Part of a data file
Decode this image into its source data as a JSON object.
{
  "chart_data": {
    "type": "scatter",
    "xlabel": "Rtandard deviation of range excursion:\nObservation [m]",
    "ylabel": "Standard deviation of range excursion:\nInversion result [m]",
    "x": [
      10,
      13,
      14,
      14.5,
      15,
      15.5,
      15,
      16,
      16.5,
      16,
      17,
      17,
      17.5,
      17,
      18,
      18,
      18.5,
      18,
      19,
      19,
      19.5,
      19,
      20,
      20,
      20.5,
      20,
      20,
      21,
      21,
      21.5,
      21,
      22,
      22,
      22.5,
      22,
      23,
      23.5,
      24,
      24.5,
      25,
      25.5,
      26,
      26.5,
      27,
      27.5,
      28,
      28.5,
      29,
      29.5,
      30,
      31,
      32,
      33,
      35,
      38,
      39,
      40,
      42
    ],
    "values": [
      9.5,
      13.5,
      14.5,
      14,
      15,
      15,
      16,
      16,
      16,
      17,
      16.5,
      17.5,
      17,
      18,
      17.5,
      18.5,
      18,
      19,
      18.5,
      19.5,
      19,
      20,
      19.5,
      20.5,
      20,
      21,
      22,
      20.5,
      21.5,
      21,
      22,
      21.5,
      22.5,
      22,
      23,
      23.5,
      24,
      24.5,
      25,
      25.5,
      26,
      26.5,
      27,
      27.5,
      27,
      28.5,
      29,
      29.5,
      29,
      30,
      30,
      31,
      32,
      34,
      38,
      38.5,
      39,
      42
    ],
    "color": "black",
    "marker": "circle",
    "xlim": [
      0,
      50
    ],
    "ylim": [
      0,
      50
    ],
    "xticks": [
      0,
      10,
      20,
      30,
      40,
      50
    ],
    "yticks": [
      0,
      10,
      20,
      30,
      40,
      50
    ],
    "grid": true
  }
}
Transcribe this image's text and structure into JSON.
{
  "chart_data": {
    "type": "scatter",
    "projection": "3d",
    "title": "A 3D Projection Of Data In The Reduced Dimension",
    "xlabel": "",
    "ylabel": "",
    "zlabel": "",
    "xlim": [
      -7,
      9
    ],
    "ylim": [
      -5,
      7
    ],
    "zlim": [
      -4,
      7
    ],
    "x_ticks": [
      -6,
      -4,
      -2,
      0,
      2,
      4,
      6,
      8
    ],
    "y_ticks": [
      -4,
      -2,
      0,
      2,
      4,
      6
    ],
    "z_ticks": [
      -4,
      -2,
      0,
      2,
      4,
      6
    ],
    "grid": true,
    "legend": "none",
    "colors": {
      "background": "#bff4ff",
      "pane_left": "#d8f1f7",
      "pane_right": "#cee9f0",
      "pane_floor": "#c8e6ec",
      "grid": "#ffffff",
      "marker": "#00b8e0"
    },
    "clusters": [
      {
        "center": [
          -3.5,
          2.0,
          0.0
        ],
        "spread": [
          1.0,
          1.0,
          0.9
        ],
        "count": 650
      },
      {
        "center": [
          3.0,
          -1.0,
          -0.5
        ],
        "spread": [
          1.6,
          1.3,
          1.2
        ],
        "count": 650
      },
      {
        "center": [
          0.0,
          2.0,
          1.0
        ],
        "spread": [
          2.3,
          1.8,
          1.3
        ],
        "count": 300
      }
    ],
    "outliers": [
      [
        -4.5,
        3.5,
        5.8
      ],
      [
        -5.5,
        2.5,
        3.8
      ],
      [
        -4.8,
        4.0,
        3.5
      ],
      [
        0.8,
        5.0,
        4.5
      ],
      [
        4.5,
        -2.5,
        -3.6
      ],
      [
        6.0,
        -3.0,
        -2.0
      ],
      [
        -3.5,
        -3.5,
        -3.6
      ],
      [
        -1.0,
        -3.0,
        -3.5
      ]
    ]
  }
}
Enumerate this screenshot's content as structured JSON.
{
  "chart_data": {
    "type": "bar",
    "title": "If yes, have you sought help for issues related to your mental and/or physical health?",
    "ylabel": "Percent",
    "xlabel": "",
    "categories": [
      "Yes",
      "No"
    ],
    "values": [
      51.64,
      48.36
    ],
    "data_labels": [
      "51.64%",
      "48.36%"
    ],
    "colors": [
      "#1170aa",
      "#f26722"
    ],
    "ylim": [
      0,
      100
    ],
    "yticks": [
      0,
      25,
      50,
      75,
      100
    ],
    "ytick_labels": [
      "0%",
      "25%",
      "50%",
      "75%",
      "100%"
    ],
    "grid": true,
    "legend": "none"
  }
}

Directive
Output exactly the lines above, from the one holding "Enumerate this screenshot's" through the end of the data, including the first and last.

Solution for this problem
Enumerate this screenshot's content as structured JSON.
{
  "chart_data": {
    "type": "bar",
    "title": "If yes, have you sought help for issues related to your mental and/or physical health?",
    "ylabel": "Percent",
    "xlabel": "",
    "categories": [
      "Yes",
      "No"
    ],
    "values": [
      51.64,
      48.36
    ],
    "data_labels": [
      "51.64%",
      "48.36%"
    ],
    "colors": [
      "#1170aa",
      "#f26722"
    ],
    "ylim": [
      0,
      100
    ],
    "yticks": [
      0,
      25,
      50,
      75,
      100
    ],
    "ytick_labels": [
      "0%",
      "25%",
      "50%",
      "75%",
      "100%"
    ],
    "grid": true,
    "legend": "none"
  }
}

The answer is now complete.